## Dataset entries

# # # #

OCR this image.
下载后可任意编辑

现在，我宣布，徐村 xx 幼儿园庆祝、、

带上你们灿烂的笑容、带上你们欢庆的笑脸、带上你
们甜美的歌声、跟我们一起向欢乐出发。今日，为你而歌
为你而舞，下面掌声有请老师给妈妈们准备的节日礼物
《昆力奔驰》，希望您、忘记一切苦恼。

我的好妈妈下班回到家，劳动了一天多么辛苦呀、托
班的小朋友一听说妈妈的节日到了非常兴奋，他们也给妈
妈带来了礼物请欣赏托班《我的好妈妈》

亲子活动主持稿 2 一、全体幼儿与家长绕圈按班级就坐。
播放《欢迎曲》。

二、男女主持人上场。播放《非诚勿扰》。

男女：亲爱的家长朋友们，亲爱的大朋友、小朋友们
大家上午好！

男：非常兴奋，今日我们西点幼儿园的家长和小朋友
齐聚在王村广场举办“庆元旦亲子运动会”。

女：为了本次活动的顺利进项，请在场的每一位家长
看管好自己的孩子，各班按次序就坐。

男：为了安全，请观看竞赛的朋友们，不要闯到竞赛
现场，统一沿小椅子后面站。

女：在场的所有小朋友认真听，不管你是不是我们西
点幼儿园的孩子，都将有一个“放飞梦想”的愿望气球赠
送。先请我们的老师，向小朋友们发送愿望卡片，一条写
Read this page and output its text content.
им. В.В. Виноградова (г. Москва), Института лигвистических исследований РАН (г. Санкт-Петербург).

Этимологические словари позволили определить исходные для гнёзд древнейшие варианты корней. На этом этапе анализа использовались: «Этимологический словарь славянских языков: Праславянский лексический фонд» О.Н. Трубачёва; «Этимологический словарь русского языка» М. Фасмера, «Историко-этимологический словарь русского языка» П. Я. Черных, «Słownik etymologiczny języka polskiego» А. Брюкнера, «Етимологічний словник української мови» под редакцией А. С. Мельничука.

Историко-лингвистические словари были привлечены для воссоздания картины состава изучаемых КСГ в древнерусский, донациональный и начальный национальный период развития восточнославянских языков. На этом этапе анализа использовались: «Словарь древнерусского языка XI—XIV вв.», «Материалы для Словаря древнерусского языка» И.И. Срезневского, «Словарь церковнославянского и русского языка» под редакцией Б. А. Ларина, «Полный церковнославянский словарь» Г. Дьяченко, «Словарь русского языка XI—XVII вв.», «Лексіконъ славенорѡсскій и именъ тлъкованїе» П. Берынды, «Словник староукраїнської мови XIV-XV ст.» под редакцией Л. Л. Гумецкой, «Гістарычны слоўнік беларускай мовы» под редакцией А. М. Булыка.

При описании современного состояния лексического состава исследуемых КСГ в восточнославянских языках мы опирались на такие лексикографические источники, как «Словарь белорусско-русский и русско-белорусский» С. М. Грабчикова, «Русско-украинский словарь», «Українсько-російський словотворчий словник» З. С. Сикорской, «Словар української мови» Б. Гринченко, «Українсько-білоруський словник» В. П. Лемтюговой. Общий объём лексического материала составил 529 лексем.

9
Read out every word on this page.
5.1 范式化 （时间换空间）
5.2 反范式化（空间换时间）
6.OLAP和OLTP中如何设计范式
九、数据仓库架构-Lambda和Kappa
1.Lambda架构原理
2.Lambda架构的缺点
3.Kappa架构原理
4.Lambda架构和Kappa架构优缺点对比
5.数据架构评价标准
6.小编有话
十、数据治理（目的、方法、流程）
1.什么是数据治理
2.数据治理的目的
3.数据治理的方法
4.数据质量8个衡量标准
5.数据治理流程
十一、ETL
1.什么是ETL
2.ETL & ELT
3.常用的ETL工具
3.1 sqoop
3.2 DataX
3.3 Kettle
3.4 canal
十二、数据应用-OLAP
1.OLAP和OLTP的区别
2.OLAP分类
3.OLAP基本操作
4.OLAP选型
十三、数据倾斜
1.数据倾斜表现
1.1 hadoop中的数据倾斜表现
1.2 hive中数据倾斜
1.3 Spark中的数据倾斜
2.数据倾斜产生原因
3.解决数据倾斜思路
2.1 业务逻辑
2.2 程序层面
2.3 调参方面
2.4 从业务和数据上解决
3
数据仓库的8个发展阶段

# # # #

## Task brief
Only the lines from the one that contains "Read out every word on this page." to the end of the entries above should be given again, exactly and in full.

## Reply to the task
Read out every word on this page.
5.1 范式化 （时间换空间）
5.2 反范式化（空间换时间）
6.OLAP和OLTP中如何设计范式
九、数据仓库架构-Lambda和Kappa
1.Lambda架构原理
2.Lambda架构的缺点
3.Kappa架构原理
4.Lambda架构和Kappa架构优缺点对比
5.数据架构评价标准
6.小编有话
十、数据治理（目的、方法、流程）
1.什么是数据治理
2.数据治理的目的
3.数据治理的方法
4.数据质量8个衡量标准
5.数据治理流程
十一、ETL
1.什么是ETL
2.ETL & ELT
3.常用的ETL工具
3.1 sqoop
3.2 DataX
3.3 Kettle
3.4 canal
十二、数据应用-OLAP
1.OLAP和OLTP的区别
2.OLAP分类
3.OLAP基本操作
4.OLAP选型
十三、数据倾斜
1.数据倾斜表现
1.1 hadoop中的数据倾斜表现
1.2 hive中数据倾斜
1.3 Spark中的数据倾斜
2.数据倾斜产生原因
3.解决数据倾斜思路
2.1 业务逻辑
2.2 程序层面
2.3 调参方面
2.4 从业务和数据上解决
3
数据仓库的8个发展阶段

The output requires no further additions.